--- Required task ---
Please write out the material that follows, exactly as it stands.

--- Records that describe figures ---
## Start

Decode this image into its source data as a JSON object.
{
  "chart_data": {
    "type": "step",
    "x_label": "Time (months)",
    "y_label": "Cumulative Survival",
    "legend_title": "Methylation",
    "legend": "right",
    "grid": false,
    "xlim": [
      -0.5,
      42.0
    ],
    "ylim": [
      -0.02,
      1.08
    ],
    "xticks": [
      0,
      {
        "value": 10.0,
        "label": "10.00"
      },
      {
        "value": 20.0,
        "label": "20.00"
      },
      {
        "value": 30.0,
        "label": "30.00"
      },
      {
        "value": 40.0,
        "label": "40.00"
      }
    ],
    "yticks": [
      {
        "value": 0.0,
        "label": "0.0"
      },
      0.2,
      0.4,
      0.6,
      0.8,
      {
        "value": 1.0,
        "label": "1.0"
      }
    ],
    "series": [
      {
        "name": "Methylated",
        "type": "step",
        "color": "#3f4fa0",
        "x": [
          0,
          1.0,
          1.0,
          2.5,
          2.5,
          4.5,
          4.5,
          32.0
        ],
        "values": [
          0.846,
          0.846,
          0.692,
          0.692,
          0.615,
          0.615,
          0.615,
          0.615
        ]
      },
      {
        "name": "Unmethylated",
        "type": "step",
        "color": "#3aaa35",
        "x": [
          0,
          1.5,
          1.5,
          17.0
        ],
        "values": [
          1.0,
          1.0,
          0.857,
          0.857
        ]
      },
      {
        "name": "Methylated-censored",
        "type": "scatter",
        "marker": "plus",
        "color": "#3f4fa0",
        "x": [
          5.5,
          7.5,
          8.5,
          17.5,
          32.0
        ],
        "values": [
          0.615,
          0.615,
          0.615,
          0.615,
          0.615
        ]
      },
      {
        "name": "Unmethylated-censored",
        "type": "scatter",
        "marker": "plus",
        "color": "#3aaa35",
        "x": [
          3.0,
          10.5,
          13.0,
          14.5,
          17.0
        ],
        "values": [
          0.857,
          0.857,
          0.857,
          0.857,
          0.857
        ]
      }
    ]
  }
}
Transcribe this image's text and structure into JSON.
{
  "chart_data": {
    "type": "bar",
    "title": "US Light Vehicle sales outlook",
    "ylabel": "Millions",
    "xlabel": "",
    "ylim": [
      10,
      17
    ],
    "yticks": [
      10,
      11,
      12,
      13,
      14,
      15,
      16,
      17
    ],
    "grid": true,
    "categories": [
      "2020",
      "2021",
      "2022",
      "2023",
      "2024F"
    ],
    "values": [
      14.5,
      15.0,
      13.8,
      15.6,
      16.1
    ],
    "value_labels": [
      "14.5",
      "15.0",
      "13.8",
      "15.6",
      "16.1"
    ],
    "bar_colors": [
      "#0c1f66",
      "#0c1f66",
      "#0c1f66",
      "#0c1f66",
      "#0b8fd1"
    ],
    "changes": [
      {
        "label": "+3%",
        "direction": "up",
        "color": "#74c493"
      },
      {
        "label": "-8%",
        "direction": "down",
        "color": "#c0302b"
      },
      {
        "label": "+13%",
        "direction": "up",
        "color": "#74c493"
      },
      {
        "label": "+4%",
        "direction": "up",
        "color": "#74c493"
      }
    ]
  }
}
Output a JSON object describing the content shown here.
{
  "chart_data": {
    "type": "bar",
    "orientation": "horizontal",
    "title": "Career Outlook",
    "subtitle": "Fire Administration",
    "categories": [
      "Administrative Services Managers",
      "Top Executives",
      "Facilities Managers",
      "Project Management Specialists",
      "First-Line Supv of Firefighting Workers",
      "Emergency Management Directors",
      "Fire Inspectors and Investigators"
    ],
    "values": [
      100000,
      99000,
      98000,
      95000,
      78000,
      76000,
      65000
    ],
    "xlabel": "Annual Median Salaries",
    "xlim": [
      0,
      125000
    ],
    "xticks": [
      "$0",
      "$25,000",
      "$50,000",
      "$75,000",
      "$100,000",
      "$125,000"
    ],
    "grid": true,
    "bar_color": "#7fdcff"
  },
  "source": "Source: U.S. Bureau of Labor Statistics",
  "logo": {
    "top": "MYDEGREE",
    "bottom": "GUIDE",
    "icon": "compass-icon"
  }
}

## End

--- Response to the exercise ---
Decode this image into its source data as a JSON object.
{
  "chart_data": {
    "type": "step",
    "x_label": "Time (months)",
    "y_label": "Cumulative Survival",
    "legend_title": "Methylation",
    "legend": "right",
    "grid": false,
    "xlim": [
      -0.5,
      42.0
    ],
    "ylim": [
      -0.02,
      1.08
    ],
    "xticks": [
      0,
      {
        "value": 10.0,
        "label": "10.00"
      },
      {
        "value": 20.0,
        "label": "20.00"
      },
      {
        "value": 30.0,
        "label": "30.00"
      },
      {
        "value": 40.0,
        "label": "40.00"
      }
    ],
    "yticks": [
      {
        "value": 0.0,
        "label": "0.0"
      },
      0.2,
      0.4,
      0.6,
      0.8,
      {
        "value": 1.0,
        "label": "1.0"
      }
    ],
    "series": [
      {
        "name": "Methylated",
        "type": "step",
        "color": "#3f4fa0",
        "x": [
          0,
          1.0,
          1.0,
          2.5,
          2.5,
          4.5,
          4.5,
          32.0
        ],
        "values": [
          0.846,
          0.846,
          0.692,
          0.692,
          0.615,
          0.615,
          0.615,
          0.615
        ]
      },
      {
        "name": "Unmethylated",
        "type": "step",
        "color": "#3aaa35",
        "x": [
          0,
          1.5,
          1.5,
          17.0
        ],
        "values": [
          1.0,
          1.0,
          0.857,
          0.857
        ]
      },
      {
        "name": "Methylated-censored",
        "type": "scatter",
        "marker": "plus",
        "color": "#3f4fa0",
        "x": [
          5.5,
          7.5,
          8.5,
          17.5,
          32.0
        ],
        "values": [
          0.615,
          0.615,
          0.615,
          0.615,
          0.615
        ]
      },
      {
        "name": "Unmethylated-censored",
        "type": "scatter",
        "marker": "plus",
        "color": "#3aaa35",
        "x": [
          3.0,
          10.5,
          13.0,
          14.5,
          17.0
        ],
        "values": [
          0.857,
          0.857,
          0.857,
          0.857,
          0.857
        ]
      }
    ]
  }
}
Transcribe this image's text and structure into JSON.
{
  "chart_data": {
    "type": "bar",
    "title": "US Light Vehicle sales outlook",
    "ylabel": "Millions",
    "xlabel": "",
    "ylim": [
      10,
      17
    ],
    "yticks": [
      10,
      11,
      12,
      13,
      14,
      15,
      16,
      17
    ],
    "grid": true,
    "categories": [
      "2020",
      "2021",
      "2022",
      "2023",
      "2024F"
    ],
    "values": [
      14.5,
      15.0,
      13.8,
      15.6,
      16.1
    ],
    "value_labels": [
      "14.5",
      "15.0",
      "13.8",
      "15.6",
      "16.1"
    ],
    "bar_colors": [
      "#0c1f66",
      "#0c1f66",
      "#0c1f66",
      "#0c1f66",
      "#0b8fd1"
    ],
    "changes": [
      {
        "label": "+3%",
        "direction": "up",
        "color": "#74c493"
      },
      {
        "label": "-8%",
        "direction": "down",
        "color": "#c0302b"
      },
      {
        "label": "+13%",
        "direction": "up",
        "color": "#74c493"
      },
      {
        "label": "+4%",
        "direction": "up",
        "color": "#74c493"
      }
    ]
  }
}
Output a JSON object describing the content shown here.
{
  "chart_data": {
    "type": "bar",
    "orientation": "horizontal",
    "title": "Career Outlook",
    "subtitle": "Fire Administration",
    "categories": [
      "Administrative Services Managers",
      "Top Executives",
      "Facilities Managers",
      "Project Management Specialists",
      "First-Line Supv of Firefighting Workers",
      "Emergency Management Directors",
      "Fire Inspectors and Investigators"
    ],
    "values": [
      100000,
      99000,
      98000,
      95000,
      78000,
      76000,
      65000
    ],
    "xlabel": "Annual Median Salaries",
    "xlim": [
      0,
      125000
    ],
    "xticks": [
      "$0",
      "$25,000",
      "$50,000",
      "$75,000",
      "$100,000",
      "$125,000"
    ],
    "grid": true,
    "bar_color": "#7fdcff"
  },
  "source": "Source: U.S. Bureau of Labor Statistics",
  "logo": {
    "top": "MYDEGREE",
    "bottom": "GUIDE",
    "icon": "compass-icon"
  }
}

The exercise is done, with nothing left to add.